→ What is expected: Without including any pictures, write out the listing below exactly.

Recorded data
##########
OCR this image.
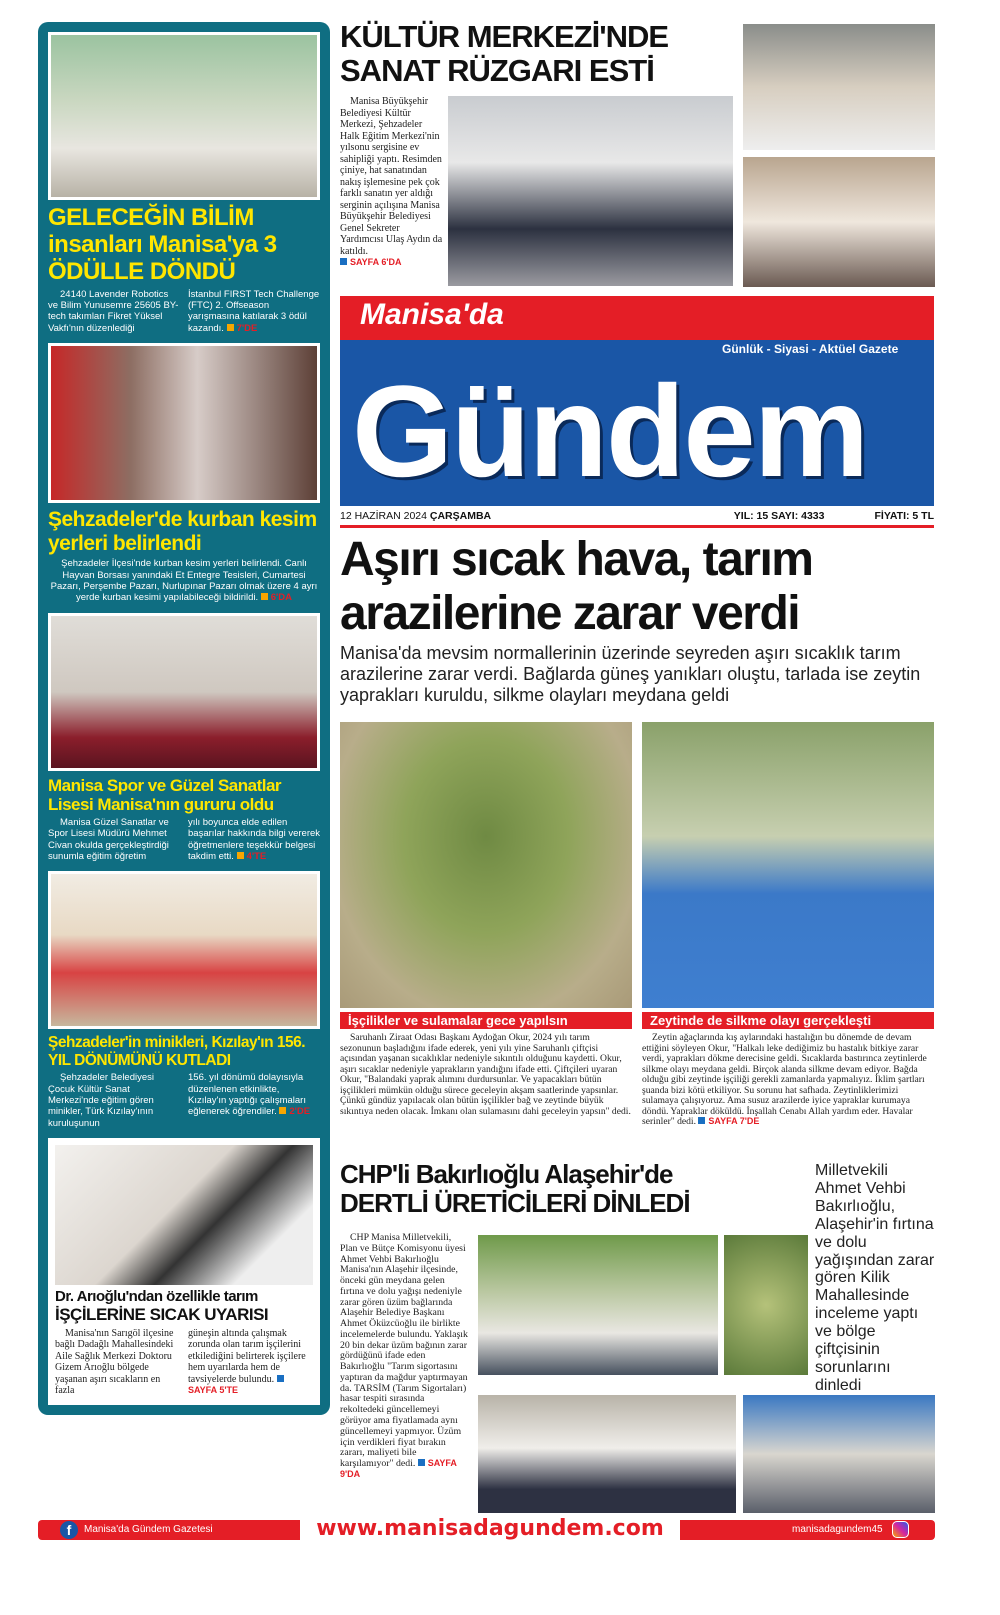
GELECEĞİN BİLİM insanları Manisa'ya 3 ÖDÜLLE DÖNDÜ
24140 Lavender Robotics ve Bilim Yunusemre 25605 BY-tech takımları Fikret Yüksel Vakfı'nın düzenlediği
İstanbul FIRST Tech Challenge (FTC) 2. Offseason yarışmasına katılarak 3 ödül kazandı. 7'DE
Şehzadeler'de kurban kesim yerleri belirlendi
Şehzadeler İlçesi'nde kurban kesim yerleri belirlendi. Canlı Hayvan Borsası yanındaki Et Entegre Tesisleri, Cumartesi Pazarı, Perşembe Pazarı, Nurlupınar Pazarı olmak üzere 4 ayrı yerde kurban kesimi yapılabileceği bildirildi. 6'DA
Manisa Spor ve Güzel Sanatlar Lisesi Manisa'nın gururu oldu
Manisa Güzel Sanatlar ve Spor Lisesi Müdürü Mehmet Civan okulda gerçekleştirdiği sunumla eğitim öğretim
yılı boyunca elde edilen başarılar hakkında bilgi vererek öğretmenlere teşekkür belgesi takdim etti. 4'TE
Şehzadeler'in minikleri, Kızılay'ın 156. YIL DÖNÜMÜNÜ KUTLADI
Şehzadeler Belediyesi Çocuk Kültür Sanat Merkezi'nde eğitim gören minikler, Türk Kızılay'ının kuruluşunun
156. yıl dönümü dolayısıyla düzenlenen etkinlikte, Kızılay'ın yaptığı çalışmaları eğlenerek öğrendiler. 2'DE
Dr. Arıoğlu'ndan özellikle tarım
İŞÇİLERİNE SICAK UYARISI
Manisa'nın Sarıgöl ilçesine bağlı Dadağlı Mahallesindeki Aile Sağlık Merkezi Doktoru Gizem Arıoğlu bölgede yaşanan aşırı sıcakların en fazla
güneşin altında çalışmak zorunda olan tarım işçilerini etkilediğini belirterek işçilere hem uyarılarda hem de tavsiyelerde bulundu. SAYFA 5'TE
KÜLTÜR MERKEZİ'NDE
SANAT RÜZGARI ESTİ
Manisa Büyükşehir Belediyesi Kültür Merkezi, Şehzadeler Halk Eğitim Merkezi'nin yılsonu sergisine ev sahipliği yaptı. Resimden çiniye, hat sanatından nakış işlemesine pek çok farklı sanatın yer aldığı serginin açılışına Manisa Büyükşehir Belediyesi Genel Sekreter Yardımcısı Ulaş Aydın da katıldı.
SAYFA 6'DA
Manisa'da
Gündem
Günlük - Siyasi - Aktüel Gazete
12 HAZİRAN 2024
ÇARŞAMBA	YIL: 15
SAYI: 4333	FİYATI: 5 TL
Aşırı sıcak hava, tarım arazilerine zarar verdi
Manisa'da mevsim normallerinin üzerinde seyreden aşırı sıcaklık tarım arazilerine zarar verdi. Bağlarda güneş yanıkları oluştu, tarlada ise zeytin yaprakları kuruldu, silkme olayları meydana geldi
İşçilikler ve sulamalar gece yapılsın	Zeytinde de silkme olayı gerçekleşti
Saruhanlı Ziraat Odası Başkanı Aydoğan Okur, 2024 yılı tarım sezonunun başladığını ifade ederek, yeni yılı yine Saruhanlı çiftçisi açısından yaşanan sıcaklıklar nedeniyle sıkıntılı olduğunu kaydetti. Okur, aşırı sıcaklar nedeniyle yaprakların yandığını ifade etti. Çiftçileri uyaran Okur, "Balandaki yaprak alımını durdursunlar. Ve yapacakları bütün işçilikleri mümkün olduğu sürece geceleyin akşam saatlerinde yapsınlar. Çünkü gündüz yapılacak olan bütün işçilikler bağ ve zeytinde büyük sıkıntıya neden olacak. İmkanı olan sulamasını dahi geceleyin yapsın" dedi.
Zeytin ağaçlarında kış aylarındaki hastalığın bu dönemde de devam ettiğini söyleyen Okur, "Halkalı leke dediğimiz bu hastalık bitkiye zarar verdi, yaprakları dökme derecisine geldi. Sıcaklarda bastırınca zeytinlerde silkme olayı meydana geldi. Birçok alanda silkme devam ediyor. Bağda olduğu gibi zeytinde işçiliği gerekli zamanlarda yapmalıyız. İklim şartları şuanda bizi kötü etkiliyor. Su sorunu hat safhada. Zeytinliklerimizi sulamaya çalışıyoruz. Ama susuz arazilerde iyice yapraklar kurumaya döndü. Yapraklar döküldü. İnşallah Cenabı Allah yardım eder. Havalar serinler" dedi. SAYFA 7'DE
CHP'li Bakırlıoğlu Alaşehir'de
DERTLİ ÜRETİCİLERİ DİNLEDİ
Milletvekili Ahmet Vehbi Bakırlıoğlu, Alaşehir'in fırtına ve dolu yağışından zarar gören Kilik Mahallesinde inceleme yaptı ve bölge çiftçisinin sorunlarını dinledi
CHP Manisa Milletvekili, Plan ve Bütçe Komisyonu üyesi Ahmet Vehbi Bakırlıoğlu Manisa'nın Alaşehir ilçesinde, önceki gün meydana gelen fırtına ve dolu yağışı nedeniyle zarar gören üzüm bağlarında Alaşehir Belediye Başkanı Ahmet Öküzcüoğlu ile birlikte incelemelerde bulundu. Yaklaşık 20 bin dekar üzüm bağının zarar gördüğünü ifade eden Bakırlıoğlu "Tarım sigortasını yaptıran da mağdur yaptırmayan da. TARSİM (Tarım Sigortaları) hasar tespiti sırasında rekoltedeki güncellemeyi görüyor ama fiyatlamada aynı güncellemeyi yapmıyor. Üzüm için verdikleri fiyat bırakın zararı, maliyeti bile karşılamıyor" dedi. SAYFA 9'DA
f	Manisa'da Gündem Gazetesi	www.manisadagundem.com	manisadagundem45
##########
→ Solved problem:
OCR this image.
GELECEĞİN BİLİM insanları Manisa'ya 3 ÖDÜLLE DÖNDÜ
24140 Lavender Robotics ve Bilim Yunusemre 25605 BY-tech takımları Fikret Yüksel Vakfı'nın düzenlediği
İstanbul FIRST Tech Challenge (FTC) 2. Offseason yarışmasına katılarak 3 ödül kazandı. 7'DE
Şehzadeler'de kurban kesim yerleri belirlendi
Şehzadeler İlçesi'nde kurban kesim yerleri belirlendi. Canlı Hayvan Borsası yanındaki Et Entegre Tesisleri, Cumartesi Pazarı, Perşembe Pazarı, Nurlupınar Pazarı olmak üzere 4 ayrı yerde kurban kesimi yapılabileceği bildirildi. 6'DA
Manisa Spor ve Güzel Sanatlar Lisesi Manisa'nın gururu oldu
Manisa Güzel Sanatlar ve Spor Lisesi Müdürü Mehmet Civan okulda gerçekleştirdiği sunumla eğitim öğretim
yılı boyunca elde edilen başarılar hakkında bilgi vererek öğretmenlere teşekkür belgesi takdim etti. 4'TE
Şehzadeler'in minikleri, Kızılay'ın 156. YIL DÖNÜMÜNÜ KUTLADI
Şehzadeler Belediyesi Çocuk Kültür Sanat Merkezi'nde eğitim gören minikler, Türk Kızılay'ının kuruluşunun
156. yıl dönümü dolayısıyla düzenlenen etkinlikte, Kızılay'ın yaptığı çalışmaları eğlenerek öğrendiler. 2'DE
Dr. Arıoğlu'ndan özellikle tarım
İŞÇİLERİNE SICAK UYARISI
Manisa'nın Sarıgöl ilçesine bağlı Dadağlı Mahallesindeki Aile Sağlık Merkezi Doktoru Gizem Arıoğlu bölgede yaşanan aşırı sıcakların en fazla
güneşin altında çalışmak zorunda olan tarım işçilerini etkilediğini belirterek işçilere hem uyarılarda hem de tavsiyelerde bulundu. SAYFA 5'TE
KÜLTÜR MERKEZİ'NDE
SANAT RÜZGARI ESTİ
Manisa Büyükşehir Belediyesi Kültür Merkezi, Şehzadeler Halk Eğitim Merkezi'nin yılsonu sergisine ev sahipliği yaptı. Resimden çiniye, hat sanatından nakış işlemesine pek çok farklı sanatın yer aldığı serginin açılışına Manisa Büyükşehir Belediyesi Genel Sekreter Yardımcısı Ulaş Aydın da katıldı.
SAYFA 6'DA
Manisa'da
Gündem
Günlük - Siyasi - Aktüel Gazete
12 HAZİRAN 2024
ÇARŞAMBA	YIL: 15
SAYI: 4333	FİYATI: 5 TL
Aşırı sıcak hava, tarım arazilerine zarar verdi
Manisa'da mevsim normallerinin üzerinde seyreden aşırı sıcaklık tarım arazilerine zarar verdi. Bağlarda güneş yanıkları oluştu, tarlada ise zeytin yaprakları kuruldu, silkme olayları meydana geldi
İşçilikler ve sulamalar gece yapılsın	Zeytinde de silkme olayı gerçekleşti
Saruhanlı Ziraat Odası Başkanı Aydoğan Okur, 2024 yılı tarım sezonunun başladığını ifade ederek, yeni yılı yine Saruhanlı çiftçisi açısından yaşanan sıcaklıklar nedeniyle sıkıntılı olduğunu kaydetti. Okur, aşırı sıcaklar nedeniyle yaprakların yandığını ifade etti. Çiftçileri uyaran Okur, "Balandaki yaprak alımını durdursunlar. Ve yapacakları bütün işçilikleri mümkün olduğu sürece geceleyin akşam saatlerinde yapsınlar. Çünkü gündüz yapılacak olan bütün işçilikler bağ ve zeytinde büyük sıkıntıya neden olacak. İmkanı olan sulamasını dahi geceleyin yapsın" dedi.
Zeytin ağaçlarında kış aylarındaki hastalığın bu dönemde de devam ettiğini söyleyen Okur, "Halkalı leke dediğimiz bu hastalık bitkiye zarar verdi, yaprakları dökme derecisine geldi. Sıcaklarda bastırınca zeytinlerde silkme olayı meydana geldi. Birçok alanda silkme devam ediyor. Bağda olduğu gibi zeytinde işçiliği gerekli zamanlarda yapmalıyız. İklim şartları şuanda bizi kötü etkiliyor. Su sorunu hat safhada. Zeytinliklerimizi sulamaya çalışıyoruz. Ama susuz arazilerde iyice yapraklar kurumaya döndü. Yapraklar döküldü. İnşallah Cenabı Allah yardım eder. Havalar serinler" dedi. SAYFA 7'DE
CHP'li Bakırlıoğlu Alaşehir'de
DERTLİ ÜRETİCİLERİ DİNLEDİ
Milletvekili Ahmet Vehbi Bakırlıoğlu, Alaşehir'in fırtına ve dolu yağışından zarar gören Kilik Mahallesinde inceleme yaptı ve bölge çiftçisinin sorunlarını dinledi
CHP Manisa Milletvekili, Plan ve Bütçe Komisyonu üyesi Ahmet Vehbi Bakırlıoğlu Manisa'nın Alaşehir ilçesinde, önceki gün meydana gelen fırtına ve dolu yağışı nedeniyle zarar gören üzüm bağlarında Alaşehir Belediye Başkanı Ahmet Öküzcüoğlu ile birlikte incelemelerde bulundu. Yaklaşık 20 bin dekar üzüm bağının zarar gördüğünü ifade eden Bakırlıoğlu "Tarım sigortasını yaptıran da mağdur yaptırmayan da. TARSİM (Tarım Sigortaları) hasar tespiti sırasında rekoltedeki güncellemeyi görüyor ama fiyatlamada aynı güncellemeyi yapmıyor. Üzüm için verdikleri fiyat bırakın zararı, maliyeti bile karşılamıyor" dedi. SAYFA 9'DA
f	Manisa'da Gündem Gazetesi	www.manisadagundem.com	manisadagundem45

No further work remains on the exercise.